§ MATERIALS PROVIDED:

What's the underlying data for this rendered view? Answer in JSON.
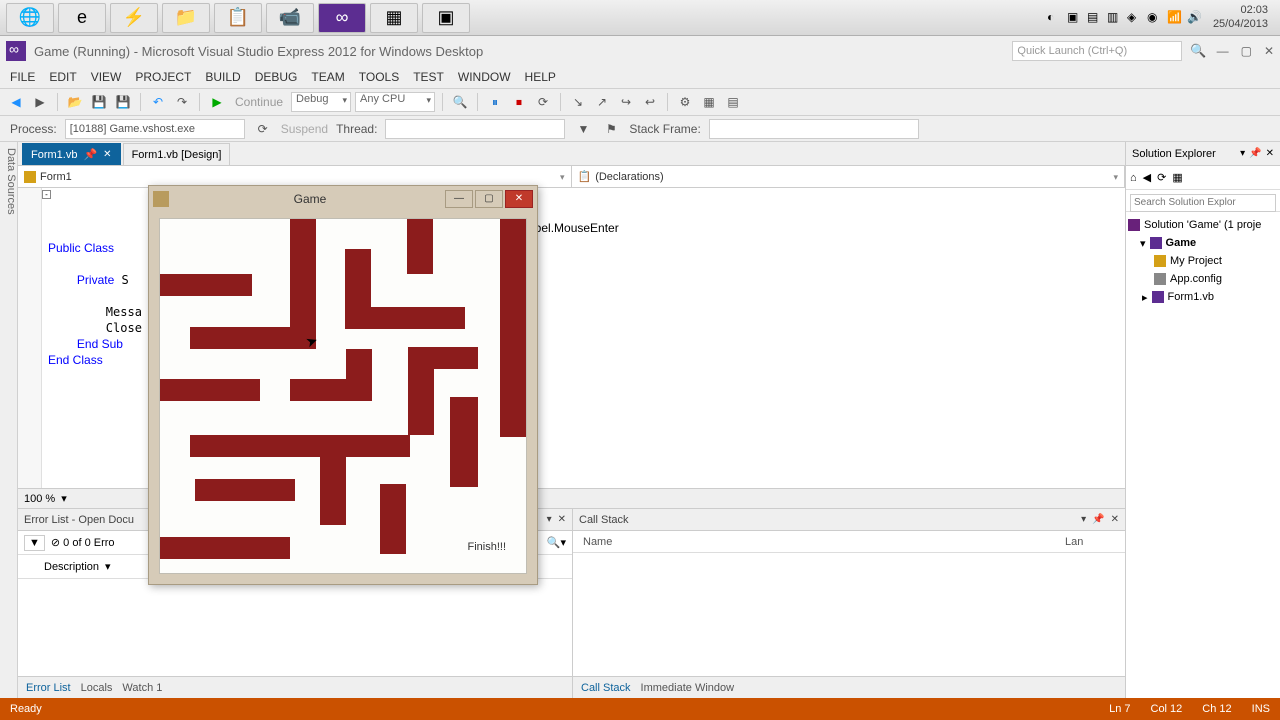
{
  "taskbar": {
    "tray": {
      "time": "02:03",
      "date": "25/04/2013"
    }
  },
  "vs": {
    "title": "Game (Running) - Microsoft Visual Studio Express 2012 for Windows Desktop",
    "quick_launch_placeholder": "Quick Launch (Ctrl+Q)",
    "menu": [
      "FILE",
      "EDIT",
      "VIEW",
      "PROJECT",
      "BUILD",
      "DEBUG",
      "TEAM",
      "TOOLS",
      "TEST",
      "WINDOW",
      "HELP"
    ],
    "toolbar": {
      "continue_label": "Continue",
      "config": "Debug",
      "platform": "Any CPU"
    },
    "debugbar": {
      "process_label": "Process:",
      "process_value": "[10188] Game.vshost.exe",
      "suspend_label": "Suspend",
      "thread_label": "Thread:",
      "stackframe_label": "Stack Frame:"
    },
    "left_tab": "Data Sources",
    "doc_tabs": [
      {
        "label": "Form1.vb",
        "active": true,
        "pinned": true
      },
      {
        "label": "Form1.vb [Design]",
        "active": false
      }
    ],
    "class_left": "Form1",
    "class_right": "(Declarations)",
    "code_visible": "Public Class\n\n    Private S\n\n        Messa\n        Close\n    End Sub\nEnd Class",
    "code_handler_fragment": "nbel.MouseEnter",
    "zoom": "100 %",
    "error_list": {
      "title": "Error List - Open Docu",
      "count": "0 of 0 Erro",
      "col_desc": "Description"
    },
    "callstack": {
      "title": "Call Stack",
      "col_name": "Name",
      "col_lang": "Lan"
    },
    "bottom_tabs_left": [
      "Error List",
      "Locals",
      "Watch 1"
    ],
    "bottom_tabs_right": [
      "Call Stack",
      "Immediate Window"
    ],
    "solution": {
      "title": "Solution Explorer",
      "search_placeholder": "Search Solution Explor",
      "root": "Solution 'Game' (1 proje",
      "project": "Game",
      "items": [
        "My Project",
        "App.config",
        "Form1.vb"
      ]
    },
    "status": {
      "ready": "Ready",
      "ln": "Ln 7",
      "col": "Col 12",
      "ch": "Ch 12",
      "ins": "INS"
    }
  },
  "game": {
    "title": "Game",
    "finish": "Finish!!!"
  }
}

§ TASK TO COMPLETE: Write out the entries again, exactly as given, skipping any images.

§ THE SOLUTION:
What's the underlying data for this rendered view? Answer in JSON.
{
  "taskbar": {
    "tray": {
      "time": "02:03",
      "date": "25/04/2013"
    }
  },
  "vs": {
    "title": "Game (Running) - Microsoft Visual Studio Express 2012 for Windows Desktop",
    "quick_launch_placeholder": "Quick Launch (Ctrl+Q)",
    "menu": [
      "FILE",
      "EDIT",
      "VIEW",
      "PROJECT",
      "BUILD",
      "DEBUG",
      "TEAM",
      "TOOLS",
      "TEST",
      "WINDOW",
      "HELP"
    ],
    "toolbar": {
      "continue_label": "Continue",
      "config": "Debug",
      "platform": "Any CPU"
    },
    "debugbar": {
      "process_label": "Process:",
      "process_value": "[10188] Game.vshost.exe",
      "suspend_label": "Suspend",
      "thread_label": "Thread:",
      "stackframe_label": "Stack Frame:"
    },
    "left_tab": "Data Sources",
    "doc_tabs": [
      {
        "label": "Form1.vb",
        "active": true,
        "pinned": true
      },
      {
        "label": "Form1.vb [Design]",
        "active": false
      }
    ],
    "class_left": "Form1",
    "class_right": "(Declarations)",
    "code_visible": "Public Class\n\n    Private S\n\n        Messa\n        Close\n    End Sub\nEnd Class",
    "code_handler_fragment": "nbel.MouseEnter",
    "zoom": "100 %",
    "error_list": {
      "title": "Error List - Open Docu",
      "count": "0 of 0 Erro",
      "col_desc": "Description"
    },
    "callstack": {
      "title": "Call Stack",
      "col_name": "Name",
      "col_lang": "Lan"
    },
    "bottom_tabs_left": [
      "Error List",
      "Locals",
      "Watch 1"
    ],
    "bottom_tabs_right": [
      "Call Stack",
      "Immediate Window"
    ],
    "solution": {
      "title": "Solution Explorer",
      "search_placeholder": "Search Solution Explor",
      "root": "Solution 'Game' (1 proje",
      "project": "Game",
      "items": [
        "My Project",
        "App.config",
        "Form1.vb"
      ]
    },
    "status": {
      "ready": "Ready",
      "ln": "Ln 7",
      "col": "Col 12",
      "ch": "Ch 12",
      "ins": "INS"
    }
  },
  "game": {
    "title": "Game",
    "finish": "Finish!!!"
  }
}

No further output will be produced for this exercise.